REQUEST: Exactly reproduce the line containing "Convert this document image to plain text." and all later lines to the end of the entries, leaving the pictures out of your copy.

Data extracted from a collection:
_____

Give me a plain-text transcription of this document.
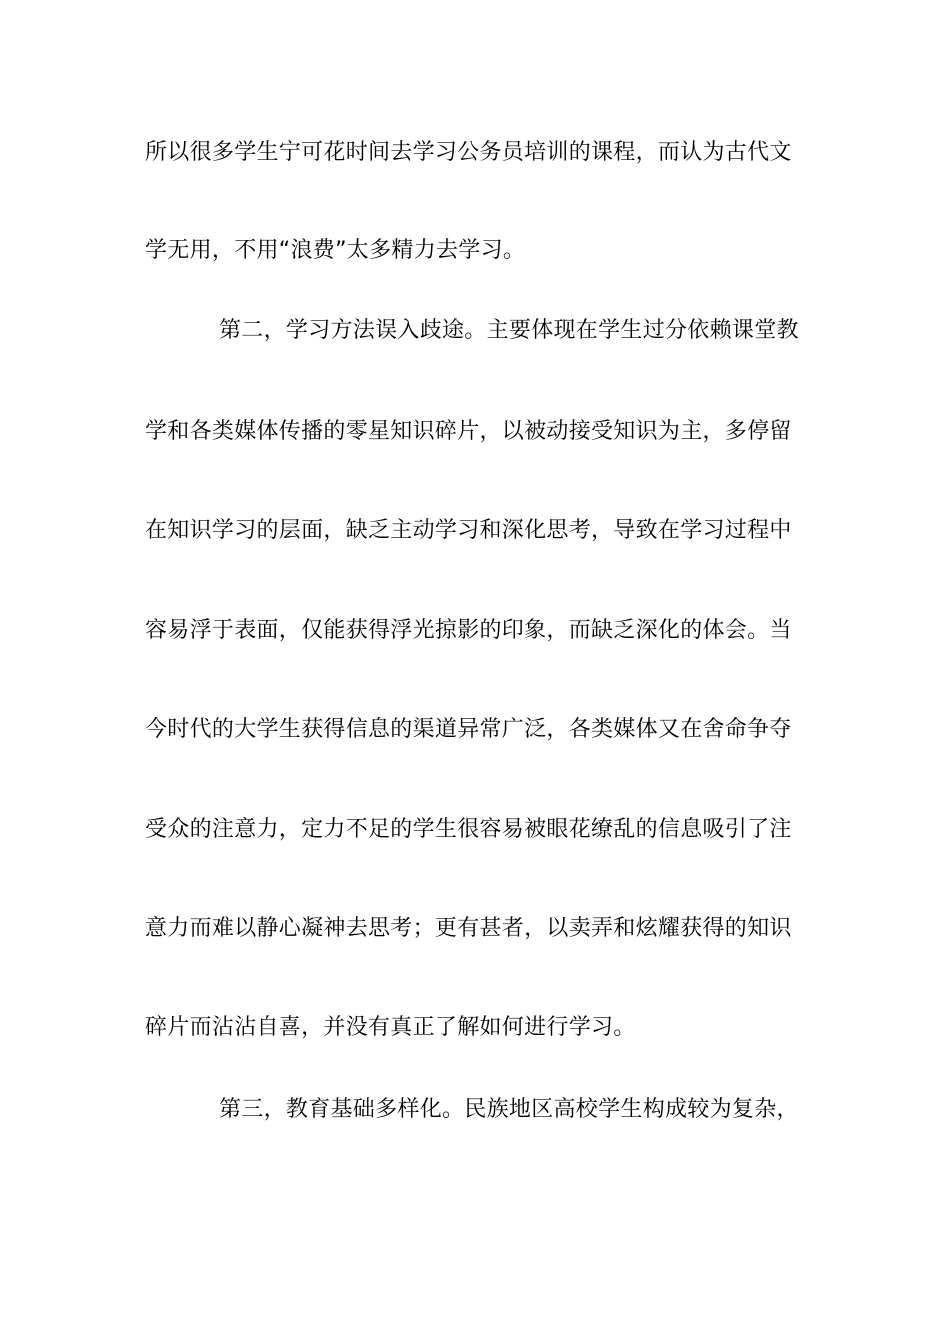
所以很多学生宁可花时间去学习公务员培训的课程，而认为古代文
学无用，不用“浪费”太多精力去学习。
第二，学习方法误入歧途。主要体现在学生过分依赖课堂教
学和各类媒体传播的零星知识碎片，以被动接受知识为主，多停留
在知识学习的层面，缺乏主动学习和深化思考，导致在学习过程中
容易浮于表面，仅能获得浮光掠影的印象，而缺乏深化的体会。当
今时代的大学生获得信息的渠道异常广泛，各类媒体又在舍命争夺
受众的注意力，定力不足的学生很容易被眼花缭乱的信息吸引了注
意力而难以静心凝神去思考；更有甚者，以卖弄和炫耀获得的知识
碎片而沾沾自喜，并没有真正了解如何进行学习。
第三，教育基础多样化。民族地区高校学生构成较为复杂，
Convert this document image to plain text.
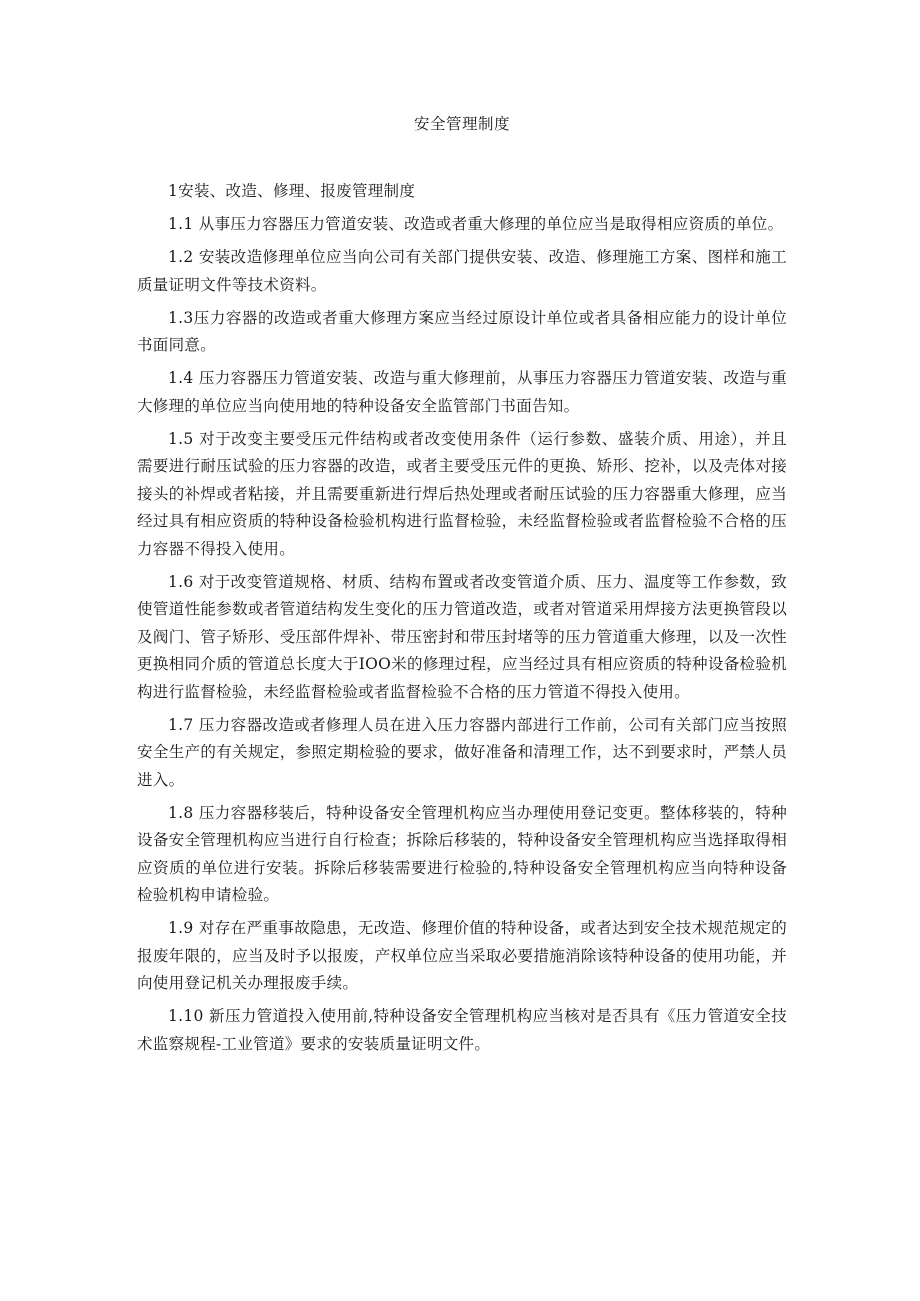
安全管理制度

1安装、改造、修理、报废管理制度

1.1 从事压力容器压力管道安装、改造或者重大修理的单位应当是取得相应资质的单位。

1.2 安装改造修理单位应当向公司有关部门提供安装、改造、修理施工方案、图样和施工质量证明文件等技术资料。

1.3压力容器的改造或者重大修理方案应当经过原设计单位或者具备相应能力的设计单位书面同意。

1.4 压力容器压力管道安装、改造与重大修理前，从事压力容器压力管道安装、改造与重大修理的单位应当向使用地的特种设备安全监管部门书面告知。

1.5 对于改变主要受压元件结构或者改变使用条件（运行参数、盛装介质、用途），并且需要进行耐压试验的压力容器的改造，或者主要受压元件的更换、矫形、挖补，以及壳体对接接头的补焊或者粘接，并且需要重新进行焊后热处理或者耐压试验的压力容器重大修理，应当经过具有相应资质的特种设备检验机构进行监督检验，未经监督检验或者监督检验不合格的压力容器不得投入使用。

1.6 对于改变管道规格、材质、结构布置或者改变管道介质、压力、温度等工作参数，致使管道性能参数或者管道结构发生变化的压力管道改造，或者对管道采用焊接方法更换管段以及阀门、管子矫形、受压部件焊补、带压密封和带压封堵等的压力管道重大修理，以及一次性更换相同介质的管道总长度大于IOO米的修理过程，应当经过具有相应资质的特种设备检验机构进行监督检验，未经监督检验或者监督检验不合格的压力管道不得投入使用。

1.7 压力容器改造或者修理人员在进入压力容器内部进行工作前，公司有关部门应当按照安全生产的有关规定，参照定期检验的要求，做好准备和清理工作，达不到要求时，严禁人员进入。

1.8 压力容器移装后，特种设备安全管理机构应当办理使用登记变更。整体移装的，特种设备安全管理机构应当进行自行检查；拆除后移装的，特种设备安全管理机构应当选择取得相应资质的单位进行安装。拆除后移装需要进行检验的,特种设备安全管理机构应当向特种设备检验机构申请检验。

1.9 对存在严重事故隐患，无改造、修理价值的特种设备，或者达到安全技术规范规定的报废年限的，应当及时予以报废，产权单位应当采取必要措施消除该特种设备的使用功能，并向使用登记机关办理报废手续。

1.10 新压力管道投入使用前,特种设备安全管理机构应当核对是否具有《压力管道安全技术监察规程-工业管道》要求的安装质量证明文件。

_____

ANSWER IN FULL:
Convert this document image to plain text.
安全管理制度

1安装、改造、修理、报废管理制度

1.1 从事压力容器压力管道安装、改造或者重大修理的单位应当是取得相应资质的单位。

1.2 安装改造修理单位应当向公司有关部门提供安装、改造、修理施工方案、图样和施工质量证明文件等技术资料。

1.3压力容器的改造或者重大修理方案应当经过原设计单位或者具备相应能力的设计单位书面同意。

1.4 压力容器压力管道安装、改造与重大修理前，从事压力容器压力管道安装、改造与重大修理的单位应当向使用地的特种设备安全监管部门书面告知。

1.5 对于改变主要受压元件结构或者改变使用条件（运行参数、盛装介质、用途），并且需要进行耐压试验的压力容器的改造，或者主要受压元件的更换、矫形、挖补，以及壳体对接接头的补焊或者粘接，并且需要重新进行焊后热处理或者耐压试验的压力容器重大修理，应当经过具有相应资质的特种设备检验机构进行监督检验，未经监督检验或者监督检验不合格的压力容器不得投入使用。

1.6 对于改变管道规格、材质、结构布置或者改变管道介质、压力、温度等工作参数，致使管道性能参数或者管道结构发生变化的压力管道改造，或者对管道采用焊接方法更换管段以及阀门、管子矫形、受压部件焊补、带压密封和带压封堵等的压力管道重大修理，以及一次性更换相同介质的管道总长度大于IOO米的修理过程，应当经过具有相应资质的特种设备检验机构进行监督检验，未经监督检验或者监督检验不合格的压力管道不得投入使用。

1.7 压力容器改造或者修理人员在进入压力容器内部进行工作前，公司有关部门应当按照安全生产的有关规定，参照定期检验的要求，做好准备和清理工作，达不到要求时，严禁人员进入。

1.8 压力容器移装后，特种设备安全管理机构应当办理使用登记变更。整体移装的，特种设备安全管理机构应当进行自行检查；拆除后移装的，特种设备安全管理机构应当选择取得相应资质的单位进行安装。拆除后移装需要进行检验的,特种设备安全管理机构应当向特种设备检验机构申请检验。

1.9 对存在严重事故隐患，无改造、修理价值的特种设备，或者达到安全技术规范规定的报废年限的，应当及时予以报废，产权单位应当采取必要措施消除该特种设备的使用功能，并向使用登记机关办理报废手续。

1.10 新压力管道投入使用前,特种设备安全管理机构应当核对是否具有《压力管道安全技术监察规程-工业管道》要求的安装质量证明文件。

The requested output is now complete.